── Records to use ──

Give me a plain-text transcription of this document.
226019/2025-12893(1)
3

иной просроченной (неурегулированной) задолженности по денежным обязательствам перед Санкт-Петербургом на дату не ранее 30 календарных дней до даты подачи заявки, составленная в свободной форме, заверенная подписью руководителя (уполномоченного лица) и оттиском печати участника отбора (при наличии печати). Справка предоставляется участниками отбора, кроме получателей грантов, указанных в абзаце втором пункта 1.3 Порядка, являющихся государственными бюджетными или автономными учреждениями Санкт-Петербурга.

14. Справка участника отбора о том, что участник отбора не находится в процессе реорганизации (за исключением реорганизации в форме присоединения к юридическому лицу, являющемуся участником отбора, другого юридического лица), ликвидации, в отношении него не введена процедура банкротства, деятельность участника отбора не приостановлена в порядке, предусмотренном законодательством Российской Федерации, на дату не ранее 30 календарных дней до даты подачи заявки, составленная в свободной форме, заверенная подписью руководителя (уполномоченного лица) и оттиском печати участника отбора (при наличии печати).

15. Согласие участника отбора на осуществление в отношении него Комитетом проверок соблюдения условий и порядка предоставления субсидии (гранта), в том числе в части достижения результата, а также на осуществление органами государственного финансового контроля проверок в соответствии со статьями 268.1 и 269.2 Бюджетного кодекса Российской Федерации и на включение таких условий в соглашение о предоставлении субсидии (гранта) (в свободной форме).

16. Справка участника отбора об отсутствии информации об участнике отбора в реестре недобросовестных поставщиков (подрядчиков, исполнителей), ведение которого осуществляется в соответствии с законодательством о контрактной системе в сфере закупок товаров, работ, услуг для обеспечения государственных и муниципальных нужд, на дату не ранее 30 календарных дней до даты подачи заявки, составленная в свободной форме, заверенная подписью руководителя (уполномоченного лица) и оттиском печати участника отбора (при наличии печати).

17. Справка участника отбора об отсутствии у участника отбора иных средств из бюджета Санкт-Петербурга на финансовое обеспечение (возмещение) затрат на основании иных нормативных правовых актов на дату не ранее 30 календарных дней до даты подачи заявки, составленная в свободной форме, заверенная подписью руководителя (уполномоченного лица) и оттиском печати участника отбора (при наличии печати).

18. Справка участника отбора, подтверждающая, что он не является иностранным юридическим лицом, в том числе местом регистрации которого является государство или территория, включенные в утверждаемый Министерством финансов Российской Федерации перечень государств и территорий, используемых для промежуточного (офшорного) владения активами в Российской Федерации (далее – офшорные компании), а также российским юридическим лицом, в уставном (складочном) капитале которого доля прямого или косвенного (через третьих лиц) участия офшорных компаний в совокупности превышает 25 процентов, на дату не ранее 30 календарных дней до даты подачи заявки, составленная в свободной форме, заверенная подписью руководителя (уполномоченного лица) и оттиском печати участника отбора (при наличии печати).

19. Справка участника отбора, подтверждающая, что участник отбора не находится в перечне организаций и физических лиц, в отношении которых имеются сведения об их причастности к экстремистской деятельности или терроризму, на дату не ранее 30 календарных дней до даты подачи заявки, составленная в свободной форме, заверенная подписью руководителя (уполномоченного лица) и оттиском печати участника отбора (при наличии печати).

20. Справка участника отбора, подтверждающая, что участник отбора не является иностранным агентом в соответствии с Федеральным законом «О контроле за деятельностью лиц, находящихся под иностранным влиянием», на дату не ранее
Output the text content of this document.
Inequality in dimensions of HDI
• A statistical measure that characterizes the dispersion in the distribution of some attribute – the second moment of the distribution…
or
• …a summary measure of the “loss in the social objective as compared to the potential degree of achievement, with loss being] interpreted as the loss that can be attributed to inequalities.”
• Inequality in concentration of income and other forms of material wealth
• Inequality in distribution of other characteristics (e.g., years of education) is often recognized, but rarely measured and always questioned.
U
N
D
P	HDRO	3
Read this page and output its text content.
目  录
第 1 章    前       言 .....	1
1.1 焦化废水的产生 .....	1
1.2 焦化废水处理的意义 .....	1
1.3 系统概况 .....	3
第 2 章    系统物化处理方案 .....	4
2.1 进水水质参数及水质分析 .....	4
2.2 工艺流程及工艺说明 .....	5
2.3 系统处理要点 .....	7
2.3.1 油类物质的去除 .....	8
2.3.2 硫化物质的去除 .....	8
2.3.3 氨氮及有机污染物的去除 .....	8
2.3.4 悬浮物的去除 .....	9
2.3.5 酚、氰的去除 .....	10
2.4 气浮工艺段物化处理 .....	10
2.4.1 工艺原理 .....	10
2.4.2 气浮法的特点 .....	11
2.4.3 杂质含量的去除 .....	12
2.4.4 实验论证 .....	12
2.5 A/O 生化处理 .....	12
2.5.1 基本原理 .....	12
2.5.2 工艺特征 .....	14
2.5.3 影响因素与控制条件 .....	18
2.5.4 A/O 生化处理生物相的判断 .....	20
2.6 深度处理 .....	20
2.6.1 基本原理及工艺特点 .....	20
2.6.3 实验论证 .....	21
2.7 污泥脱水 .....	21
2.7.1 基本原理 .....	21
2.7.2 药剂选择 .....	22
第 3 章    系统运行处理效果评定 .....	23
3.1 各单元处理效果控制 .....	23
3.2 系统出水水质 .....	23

───

# [What you will do]
Find all the lines containing "other" in the material, then copy them.

# [The result]
• Inequality in concentration of income and other forms of material wealth
• Inequality in distribution of other characteristics (e.g., years of education) is often recognized, but rarely measured and always questioned.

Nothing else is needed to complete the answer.